### Set exercise
Copy the data below exactly, omitting any picture it contains.

+ + + + +

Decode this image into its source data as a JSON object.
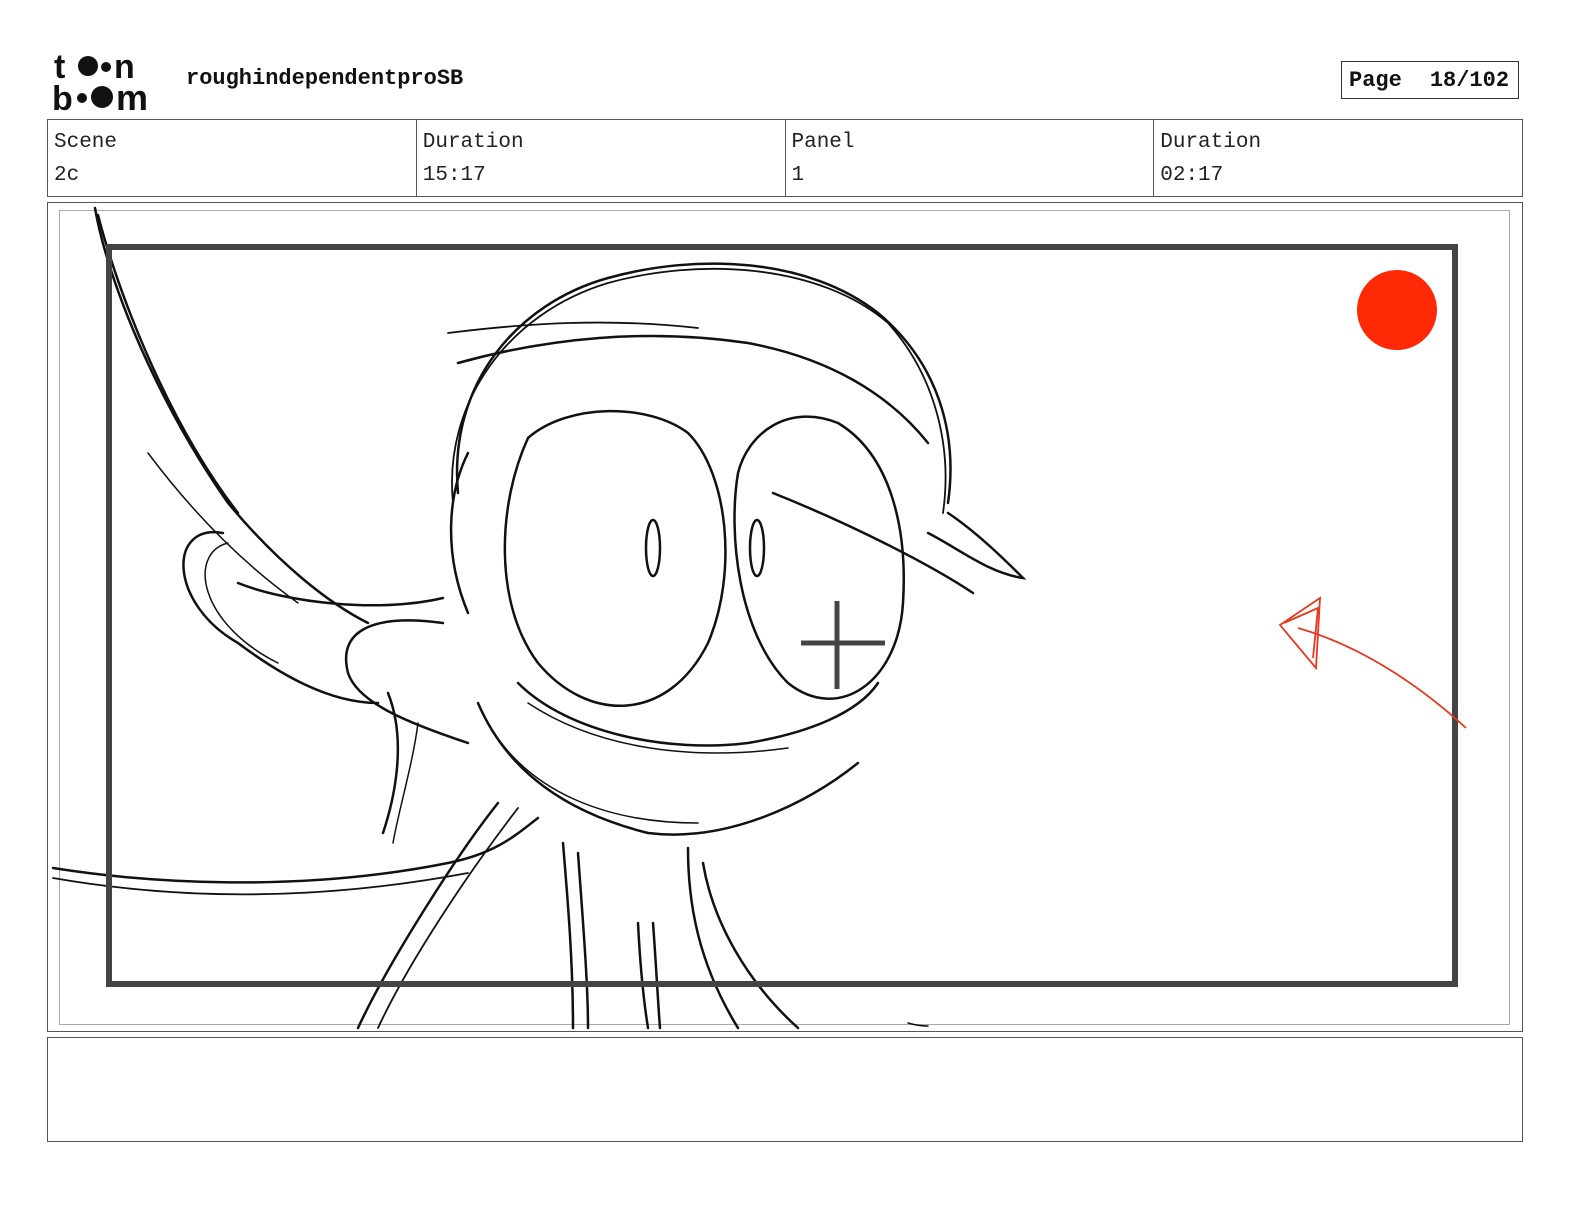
{
  "header": {
    "logo_top": "to•n",
    "logo_bottom": "b••m",
    "project_title": "roughindependentproSB",
    "page_label": "Page",
    "page_number": "18/102"
  },
  "info": {
    "scene_label": "Scene",
    "scene_value": "2c",
    "scene_duration_label": "Duration",
    "scene_duration_value": "15:17",
    "panel_label": "Panel",
    "panel_value": "1",
    "panel_duration_label": "Duration",
    "panel_duration_value": "02:17"
  },
  "panel": {
    "safe_frame_color": "#444444",
    "annotation_color": "#e8391e",
    "sketch_color": "#111111"
  },
  "notes": {
    "text": ""
  }
}
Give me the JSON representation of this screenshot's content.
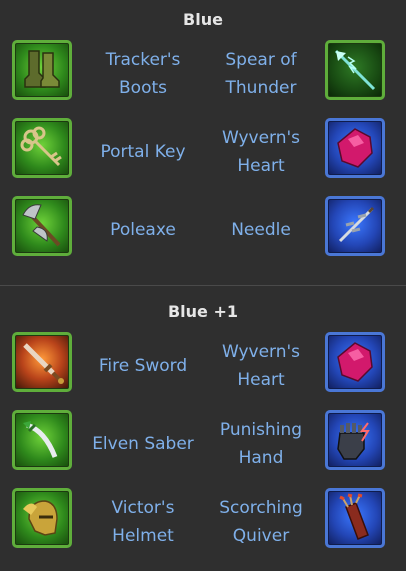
{
  "sections": [
    {
      "title": "Blue",
      "rows": [
        {
          "left": {
            "icon": "boots-icon",
            "color": "green",
            "lines": [
              "Tracker's",
              "Boots"
            ]
          },
          "right": {
            "icon": "spear-icon",
            "color": "green",
            "lines": [
              "Spear of",
              "Thunder"
            ]
          }
        },
        {
          "left": {
            "icon": "key-icon",
            "color": "green",
            "lines": [
              "Portal Key"
            ]
          },
          "right": {
            "icon": "heart-gem-icon",
            "color": "blue",
            "lines": [
              "Wyvern's",
              "Heart"
            ]
          }
        },
        {
          "left": {
            "icon": "poleaxe-icon",
            "color": "green",
            "lines": [
              "Poleaxe"
            ]
          },
          "right": {
            "icon": "needle-icon",
            "color": "blue",
            "lines": [
              "Needle"
            ]
          }
        }
      ]
    },
    {
      "title": "Blue +1",
      "rows": [
        {
          "left": {
            "icon": "fire-sword-icon",
            "color": "green",
            "lines": [
              "Fire Sword"
            ]
          },
          "right": {
            "icon": "heart-gem-icon",
            "color": "blue",
            "lines": [
              "Wyvern's",
              "Heart"
            ]
          }
        },
        {
          "left": {
            "icon": "saber-icon",
            "color": "green",
            "lines": [
              "Elven Saber"
            ]
          },
          "right": {
            "icon": "gauntlet-icon",
            "color": "blue",
            "lines": [
              "Punishing",
              "Hand"
            ]
          }
        },
        {
          "left": {
            "icon": "helmet-icon",
            "color": "green",
            "lines": [
              "Victor's",
              "Helmet"
            ]
          },
          "right": {
            "icon": "quiver-icon",
            "color": "blue",
            "lines": [
              "Scorching",
              "Quiver"
            ]
          }
        }
      ]
    }
  ]
}
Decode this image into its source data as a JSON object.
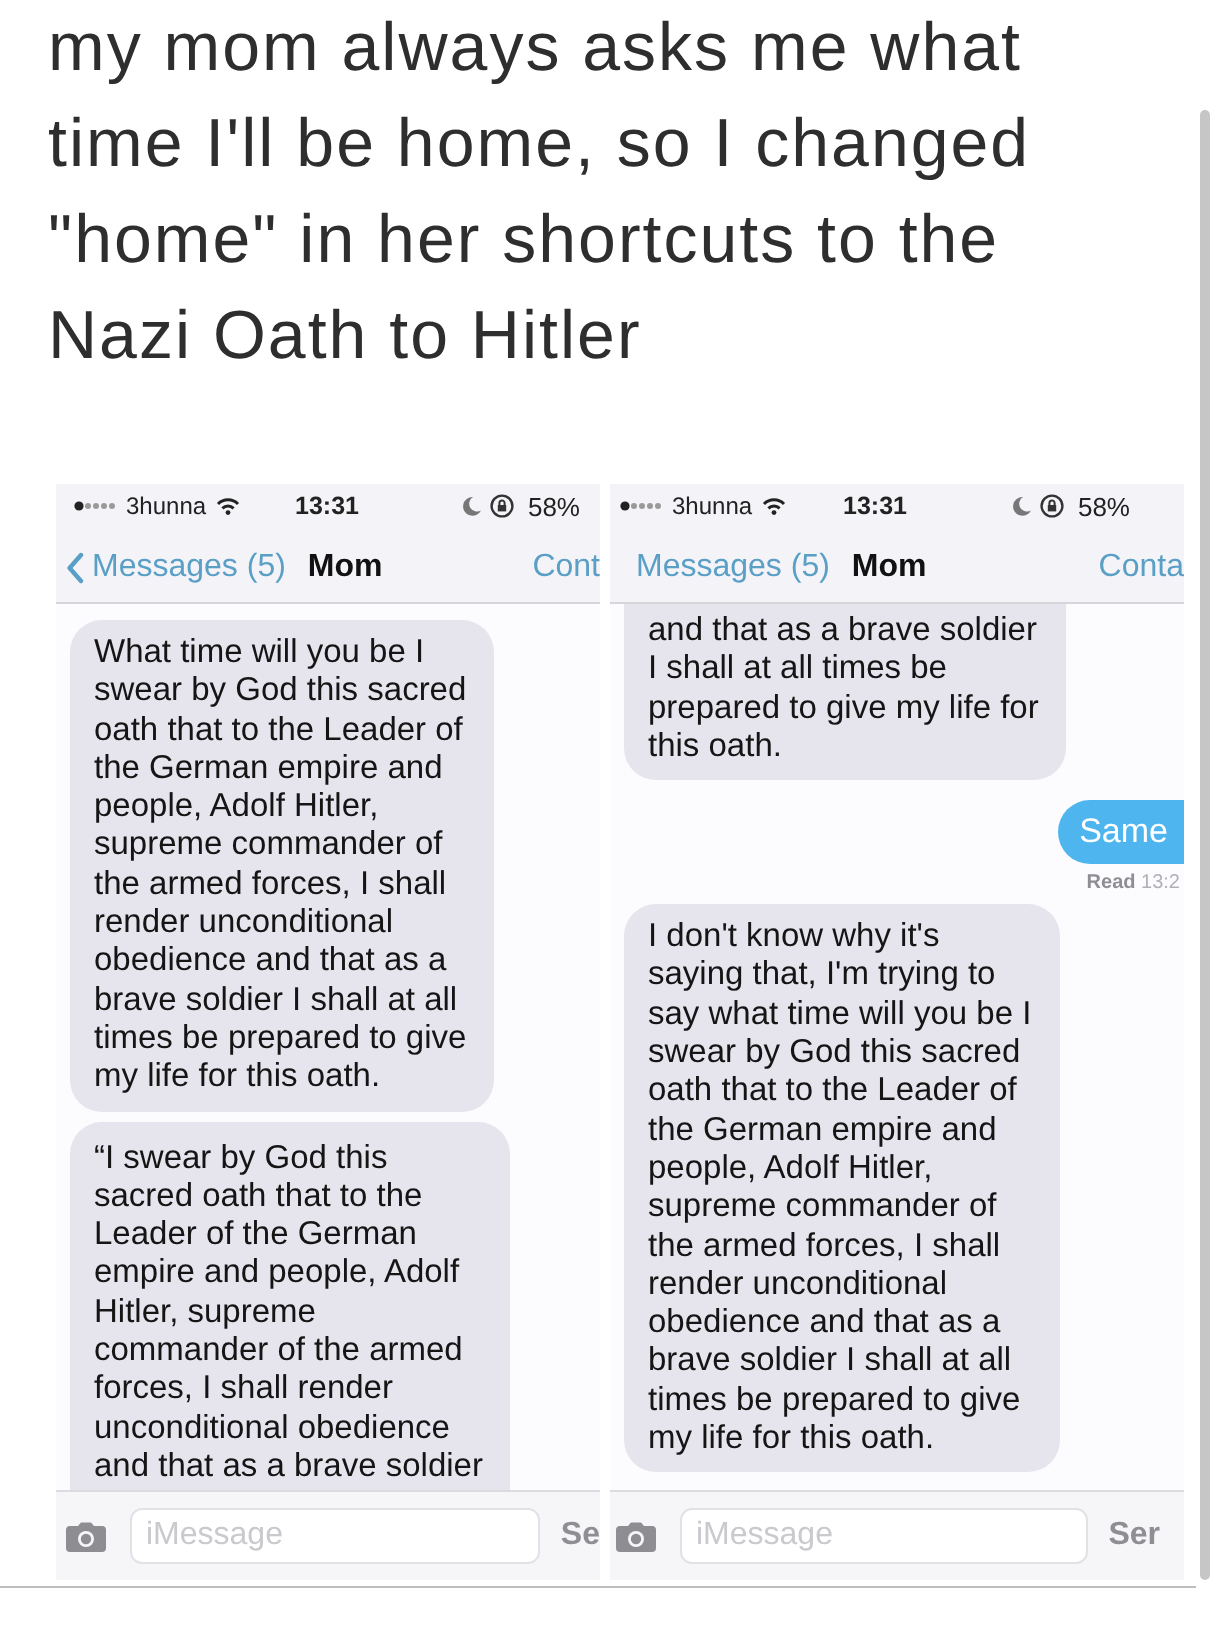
{
  "caption": "my mom always asks me what\ntime I'll be home, so I changed\n\"home\" in her shortcuts to the\nNazi Oath to Hitler",
  "phones": [
    {
      "status_bar": {
        "carrier": "3hunna",
        "time": "13:31",
        "battery": "58%"
      },
      "nav_bar": {
        "back_chevron": true,
        "back_label": "Messages (5)",
        "title": "Mom",
        "action": "Cont"
      },
      "messages": [
        {
          "kind": "received",
          "cut_top": false,
          "cut_bottom": false,
          "cut_right": false,
          "text": "What time will you be I\nswear by God this sacred\noath that to the Leader of\nthe German empire and\npeople, Adolf Hitler,\nsupreme commander of\nthe armed forces, I shall\nrender unconditional\nobedience and that as a\nbrave soldier I shall at all\ntimes be prepared to give\nmy life for this oath."
        },
        {
          "kind": "received",
          "cut_top": false,
          "cut_bottom": true,
          "cut_right": false,
          "text": "“I swear by God this\nsacred oath that to the\nLeader of the German\nempire and people, Adolf\nHitler, supreme\ncommander of the armed\nforces, I shall render\nunconditional obedience\nand that as a brave soldier"
        }
      ],
      "input_bar": {
        "placeholder": "iMessage",
        "send_label": "Se"
      }
    },
    {
      "status_bar": {
        "carrier": "3hunna",
        "time": "13:31",
        "battery": "58%"
      },
      "nav_bar": {
        "back_chevron": false,
        "back_label": "Messages (5)",
        "title": "Mom",
        "action": "Conta"
      },
      "messages": [
        {
          "kind": "received",
          "cut_top": true,
          "cut_bottom": false,
          "cut_right": false,
          "text": "and that as a brave soldier\nI shall at all times be\nprepared to give my life for\nthis oath."
        },
        {
          "kind": "sent",
          "cut_top": false,
          "cut_bottom": false,
          "cut_right": true,
          "text": "Same",
          "receipt": "**Read** 13:2"
        },
        {
          "kind": "received",
          "cut_top": false,
          "cut_bottom": false,
          "cut_right": false,
          "text": "I don't know why it's\nsaying that, I'm trying to\nsay what time will you be I\nswear by God this sacred\noath that to the Leader of\nthe German empire and\npeople, Adolf Hitler,\nsupreme commander of\nthe armed forces, I shall\nrender unconditional\nobedience and that as a\nbrave soldier I shall at all\ntimes be prepared to give\nmy life for this oath."
        }
      ],
      "input_bar": {
        "placeholder": "iMessage",
        "send_label": "Ser"
      }
    }
  ]
}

+ + + + +

### Final answer
Decode this image into its source data as a JSON object.
{
  "header": {
    "logo_top": "to•n",
    "logo_bottom": "b••m",
    "project_title": "roughindependentproSB",
    "page_label": "Page",
    "page_number": "18/102"
  },
  "info": {
    "scene_label": "Scene",
    "scene_value": "2c",
    "scene_duration_label": "Duration",
    "scene_duration_value": "15:17",
    "panel_label": "Panel",
    "panel_value": "1",
    "panel_duration_label": "Duration",
    "panel_duration_value": "02:17"
  },
  "panel": {
    "safe_frame_color": "#444444",
    "annotation_color": "#e8391e",
    "sketch_color": "#111111"
  },
  "notes": {
    "text": ""
  }
}
Give me the JSON representation of this screenshot's content.
{
  "sections": [
    {
      "title": "Blue",
      "rows": [
        {
          "left": {
            "icon": "boots-icon",
            "color": "green",
            "lines": [
              "Tracker's",
              "Boots"
            ]
          },
          "right": {
            "icon": "spear-icon",
            "color": "green",
            "lines": [
              "Spear of",
              "Thunder"
            ]
          }
        },
        {
          "left": {
            "icon": "key-icon",
            "color": "green",
            "lines": [
              "Portal Key"
            ]
          },
          "right": {
            "icon": "heart-gem-icon",
            "color": "blue",
            "lines": [
              "Wyvern's",
              "Heart"
            ]
          }
        },
        {
          "left": {
            "icon": "poleaxe-icon",
            "color": "green",
            "lines": [
              "Poleaxe"
            ]
          },
          "right": {
            "icon": "needle-icon",
            "color": "blue",
            "lines": [
              "Needle"
            ]
          }
        }
      ]
    },
    {
      "title": "Blue +1",
      "rows": [
        {
          "left": {
            "icon": "fire-sword-icon",
            "color": "green",
            "lines": [
              "Fire Sword"
            ]
          },
          "right": {
            "icon": "heart-gem-icon",
            "color": "blue",
            "lines": [
              "Wyvern's",
              "Heart"
            ]
          }
        },
        {
          "left": {
            "icon": "saber-icon",
            "color": "green",
            "lines": [
              "Elven Saber"
            ]
          },
          "right": {
            "icon": "gauntlet-icon",
            "color": "blue",
            "lines": [
              "Punishing",
              "Hand"
            ]
          }
        },
        {
          "left": {
            "icon": "helmet-icon",
            "color": "green",
            "lines": [
              "Victor's",
              "Helmet"
            ]
          },
          "right": {
            "icon": "quiver-icon",
            "color": "blue",
            "lines": [
              "Scorching",
              "Quiver"
            ]
          }
        }
      ]
    }
  ]
}
Decode this image into its source data as a JSON object.
{
  "caption": "my mom always asks me what\ntime I'll be home, so I changed\n\"home\" in her shortcuts to the\nNazi Oath to Hitler",
  "phones": [
    {
      "status_bar": {
        "carrier": "3hunna",
        "time": "13:31",
        "battery": "58%"
      },
      "nav_bar": {
        "back_chevron": true,
        "back_label": "Messages (5)",
        "title": "Mom",
        "action": "Cont"
      },
      "messages": [
        {
          "kind": "received",
          "cut_top": false,
          "cut_bottom": false,
          "cut_right": false,
          "text": "What time will you be I\nswear by God this sacred\noath that to the Leader of\nthe German empire and\npeople, Adolf Hitler,\nsupreme commander of\nthe armed forces, I shall\nrender unconditional\nobedience and that as a\nbrave soldier I shall at all\ntimes be prepared to give\nmy life for this oath."
        },
        {
          "kind": "received",
          "cut_top": false,
          "cut_bottom": true,
          "cut_right": false,
          "text": "“I swear by God this\nsacred oath that to the\nLeader of the German\nempire and people, Adolf\nHitler, supreme\ncommander of the armed\nforces, I shall render\nunconditional obedience\nand that as a brave soldier"
        }
      ],
      "input_bar": {
        "placeholder": "iMessage",
        "send_label": "Se"
      }
    },
    {
      "status_bar": {
        "carrier": "3hunna",
        "time": "13:31",
        "battery": "58%"
      },
      "nav_bar": {
        "back_chevron": false,
        "back_label": "Messages (5)",
        "title": "Mom",
        "action": "Conta"
      },
      "messages": [
        {
          "kind": "received",
          "cut_top": true,
          "cut_bottom": false,
          "cut_right": false,
          "text": "and that as a brave soldier\nI shall at all times be\nprepared to give my life for\nthis oath."
        },
        {
          "kind": "sent",
          "cut_top": false,
          "cut_bottom": false,
          "cut_right": true,
          "text": "Same",
          "receipt": "**Read** 13:2"
        },
        {
          "kind": "received",
          "cut_top": false,
          "cut_bottom": false,
          "cut_right": false,
          "text": "I don't know why it's\nsaying that, I'm trying to\nsay what time will you be I\nswear by God this sacred\noath that to the Leader of\nthe German empire and\npeople, Adolf Hitler,\nsupreme commander of\nthe armed forces, I shall\nrender unconditional\nobedience and that as a\nbrave soldier I shall at all\ntimes be prepared to give\nmy life for this oath."
        }
      ],
      "input_bar": {
        "placeholder": "iMessage",
        "send_label": "Ser"
      }
    }
  ]
}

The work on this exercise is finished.